Problem to work on> The entries below need to be written out exactly, with no pictures included.

----- Provided data

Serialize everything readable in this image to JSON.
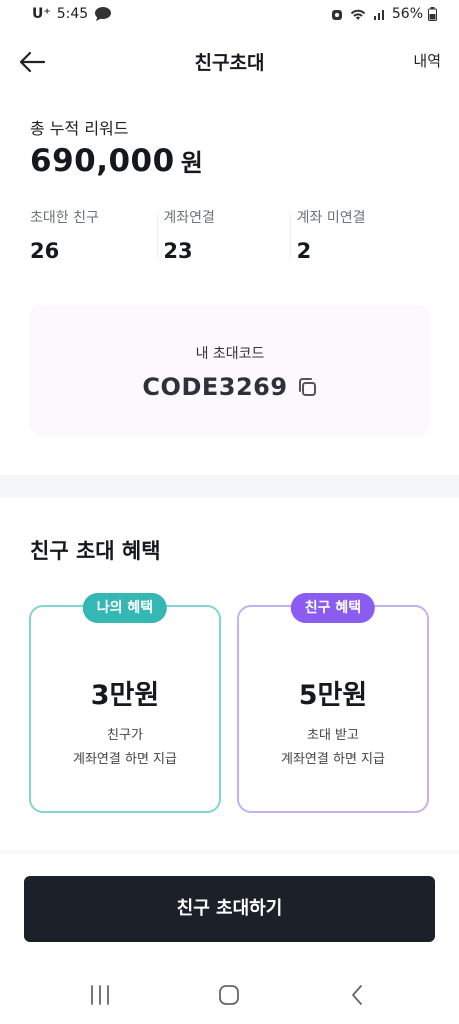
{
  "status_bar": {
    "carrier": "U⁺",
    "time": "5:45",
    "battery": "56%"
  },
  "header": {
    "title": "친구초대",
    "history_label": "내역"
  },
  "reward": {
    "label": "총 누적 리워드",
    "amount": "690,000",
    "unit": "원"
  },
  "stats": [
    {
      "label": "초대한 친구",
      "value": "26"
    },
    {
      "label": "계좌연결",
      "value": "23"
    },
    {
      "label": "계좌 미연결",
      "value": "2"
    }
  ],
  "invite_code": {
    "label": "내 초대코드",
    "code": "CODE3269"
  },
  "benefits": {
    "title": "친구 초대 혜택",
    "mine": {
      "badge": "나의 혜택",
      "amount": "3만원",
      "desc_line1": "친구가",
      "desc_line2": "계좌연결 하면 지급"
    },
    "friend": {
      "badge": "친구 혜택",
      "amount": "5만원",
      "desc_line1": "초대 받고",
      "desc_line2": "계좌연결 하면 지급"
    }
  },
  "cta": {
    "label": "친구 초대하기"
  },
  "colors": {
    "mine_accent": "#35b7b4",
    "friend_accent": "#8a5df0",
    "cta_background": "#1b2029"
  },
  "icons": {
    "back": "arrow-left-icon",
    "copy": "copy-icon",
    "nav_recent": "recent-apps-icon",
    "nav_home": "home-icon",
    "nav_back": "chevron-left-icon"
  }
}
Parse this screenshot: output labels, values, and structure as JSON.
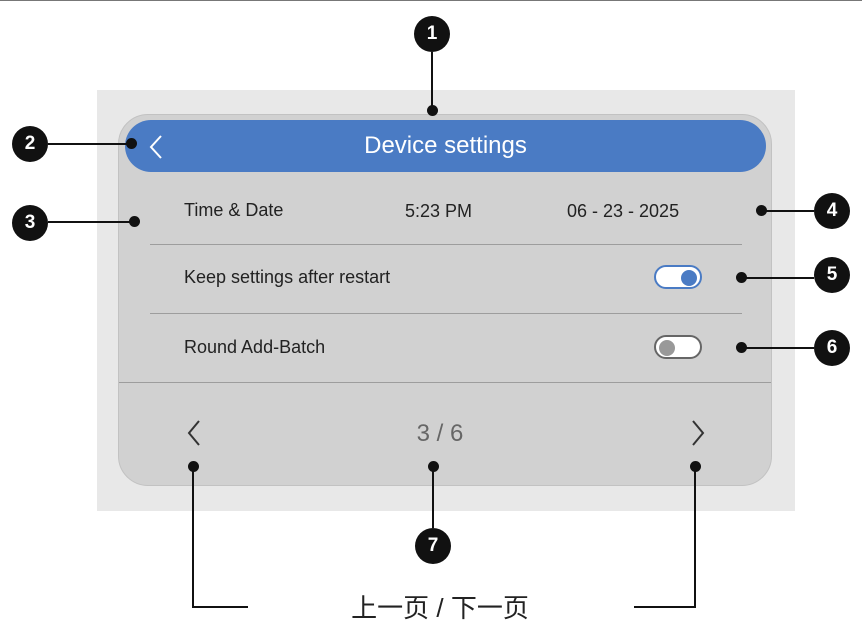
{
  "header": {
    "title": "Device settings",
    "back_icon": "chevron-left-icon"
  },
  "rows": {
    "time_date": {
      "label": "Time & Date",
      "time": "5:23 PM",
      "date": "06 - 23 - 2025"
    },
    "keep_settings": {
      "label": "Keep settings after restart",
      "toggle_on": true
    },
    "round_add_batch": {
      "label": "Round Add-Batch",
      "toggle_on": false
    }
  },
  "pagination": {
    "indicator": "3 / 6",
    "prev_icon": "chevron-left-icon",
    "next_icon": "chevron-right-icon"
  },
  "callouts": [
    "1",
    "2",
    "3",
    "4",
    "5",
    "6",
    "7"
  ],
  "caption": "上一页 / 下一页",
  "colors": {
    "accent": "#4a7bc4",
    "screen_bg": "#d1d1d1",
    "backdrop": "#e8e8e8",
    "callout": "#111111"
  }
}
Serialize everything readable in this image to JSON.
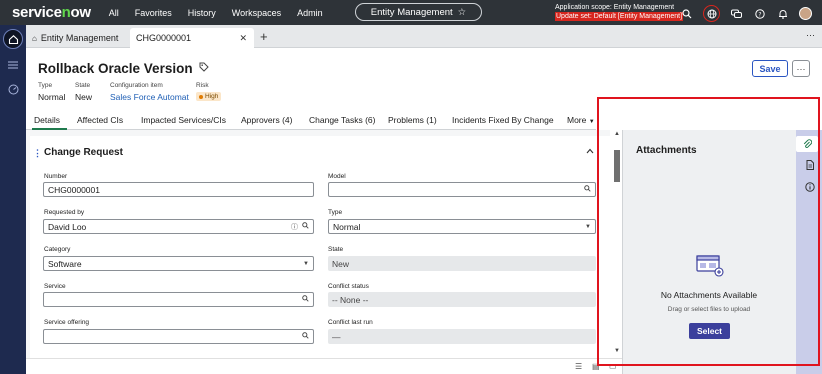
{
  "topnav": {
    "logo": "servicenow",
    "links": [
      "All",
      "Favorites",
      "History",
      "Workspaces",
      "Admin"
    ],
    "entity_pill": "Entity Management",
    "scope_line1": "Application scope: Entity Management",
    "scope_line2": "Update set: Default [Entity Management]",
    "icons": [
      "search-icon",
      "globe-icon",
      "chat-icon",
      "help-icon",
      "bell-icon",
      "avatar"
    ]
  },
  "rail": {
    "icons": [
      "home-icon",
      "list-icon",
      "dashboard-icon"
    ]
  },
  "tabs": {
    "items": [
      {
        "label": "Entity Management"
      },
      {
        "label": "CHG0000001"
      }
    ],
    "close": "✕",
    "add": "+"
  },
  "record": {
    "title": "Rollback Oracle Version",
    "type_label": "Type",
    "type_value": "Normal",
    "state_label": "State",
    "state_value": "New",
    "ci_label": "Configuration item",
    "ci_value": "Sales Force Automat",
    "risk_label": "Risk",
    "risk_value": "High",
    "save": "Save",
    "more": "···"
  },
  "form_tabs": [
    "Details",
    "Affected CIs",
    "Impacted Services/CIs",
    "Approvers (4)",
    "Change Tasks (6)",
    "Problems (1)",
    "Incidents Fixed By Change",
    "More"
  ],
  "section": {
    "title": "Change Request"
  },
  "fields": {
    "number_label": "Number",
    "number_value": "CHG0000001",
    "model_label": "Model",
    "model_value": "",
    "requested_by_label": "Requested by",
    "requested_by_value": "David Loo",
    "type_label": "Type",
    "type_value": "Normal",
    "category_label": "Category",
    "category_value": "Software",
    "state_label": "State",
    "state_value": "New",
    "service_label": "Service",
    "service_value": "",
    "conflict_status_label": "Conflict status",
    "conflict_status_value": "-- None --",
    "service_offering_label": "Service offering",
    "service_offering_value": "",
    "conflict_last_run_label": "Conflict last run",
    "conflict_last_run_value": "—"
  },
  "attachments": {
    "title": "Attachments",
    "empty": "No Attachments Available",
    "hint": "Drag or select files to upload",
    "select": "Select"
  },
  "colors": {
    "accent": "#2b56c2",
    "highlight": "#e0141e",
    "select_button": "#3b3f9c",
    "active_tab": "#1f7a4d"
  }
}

----------

Answer to the task>
Serialize everything readable in this image to JSON.
{
  "status_bar": {
    "carrier": "U⁺",
    "time": "5:45",
    "battery": "56%"
  },
  "header": {
    "title": "친구초대",
    "history_label": "내역"
  },
  "reward": {
    "label": "총 누적 리워드",
    "amount": "690,000",
    "unit": "원"
  },
  "stats": [
    {
      "label": "초대한 친구",
      "value": "26"
    },
    {
      "label": "계좌연결",
      "value": "23"
    },
    {
      "label": "계좌 미연결",
      "value": "2"
    }
  ],
  "invite_code": {
    "label": "내 초대코드",
    "code": "CODE3269"
  },
  "benefits": {
    "title": "친구 초대 혜택",
    "mine": {
      "badge": "나의 혜택",
      "amount": "3만원",
      "desc_line1": "친구가",
      "desc_line2": "계좌연결 하면 지급"
    },
    "friend": {
      "badge": "친구 혜택",
      "amount": "5만원",
      "desc_line1": "초대 받고",
      "desc_line2": "계좌연결 하면 지급"
    }
  },
  "cta": {
    "label": "친구 초대하기"
  },
  "colors": {
    "mine_accent": "#35b7b4",
    "friend_accent": "#8a5df0",
    "cta_background": "#1b2029"
  },
  "icons": {
    "back": "arrow-left-icon",
    "copy": "copy-icon",
    "nav_recent": "recent-apps-icon",
    "nav_home": "home-icon",
    "nav_back": "chevron-left-icon"
  }
}
Parse this screenshot: output labels, values, and structure as JSON.
{
  "header": {
    "title": "Device settings",
    "back_icon": "chevron-left-icon"
  },
  "rows": {
    "time_date": {
      "label": "Time & Date",
      "time": "5:23 PM",
      "date": "06 - 23 - 2025"
    },
    "keep_settings": {
      "label": "Keep settings after restart",
      "toggle_on": true
    },
    "round_add_batch": {
      "label": "Round Add-Batch",
      "toggle_on": false
    }
  },
  "pagination": {
    "indicator": "3 / 6",
    "prev_icon": "chevron-left-icon",
    "next_icon": "chevron-right-icon"
  },
  "callouts": [
    "1",
    "2",
    "3",
    "4",
    "5",
    "6",
    "7"
  ],
  "caption": "上一页 / 下一页",
  "colors": {
    "accent": "#4a7bc4",
    "screen_bg": "#d1d1d1",
    "backdrop": "#e8e8e8",
    "callout": "#111111"
  }
}
Serialize everything readable in this image to JSON.
{
  "topnav": {
    "logo": "servicenow",
    "links": [
      "All",
      "Favorites",
      "History",
      "Workspaces",
      "Admin"
    ],
    "entity_pill": "Entity Management",
    "scope_line1": "Application scope: Entity Management",
    "scope_line2": "Update set: Default [Entity Management]",
    "icons": [
      "search-icon",
      "globe-icon",
      "chat-icon",
      "help-icon",
      "bell-icon",
      "avatar"
    ]
  },
  "rail": {
    "icons": [
      "home-icon",
      "list-icon",
      "dashboard-icon"
    ]
  },
  "tabs": {
    "items": [
      {
        "label": "Entity Management"
      },
      {
        "label": "CHG0000001"
      }
    ],
    "close": "✕",
    "add": "+"
  },
  "record": {
    "title": "Rollback Oracle Version",
    "type_label": "Type",
    "type_value": "Normal",
    "state_label": "State",
    "state_value": "New",
    "ci_label": "Configuration item",
    "ci_value": "Sales Force Automat",
    "risk_label": "Risk",
    "risk_value": "High",
    "save": "Save",
    "more": "···"
  },
  "form_tabs": [
    "Details",
    "Affected CIs",
    "Impacted Services/CIs",
    "Approvers (4)",
    "Change Tasks (6)",
    "Problems (1)",
    "Incidents Fixed By Change",
    "More"
  ],
  "section": {
    "title": "Change Request"
  },
  "fields": {
    "number_label": "Number",
    "number_value": "CHG0000001",
    "model_label": "Model",
    "model_value": "",
    "requested_by_label": "Requested by",
    "requested_by_value": "David Loo",
    "type_label": "Type",
    "type_value": "Normal",
    "category_label": "Category",
    "category_value": "Software",
    "state_label": "State",
    "state_value": "New",
    "service_label": "Service",
    "service_value": "",
    "conflict_status_label": "Conflict status",
    "conflict_status_value": "-- None --",
    "service_offering_label": "Service offering",
    "service_offering_value": "",
    "conflict_last_run_label": "Conflict last run",
    "conflict_last_run_value": "—"
  },
  "attachments": {
    "title": "Attachments",
    "empty": "No Attachments Available",
    "hint": "Drag or select files to upload",
    "select": "Select"
  },
  "colors": {
    "accent": "#2b56c2",
    "highlight": "#e0141e",
    "select_button": "#3b3f9c",
    "active_tab": "#1f7a4d"
  }
}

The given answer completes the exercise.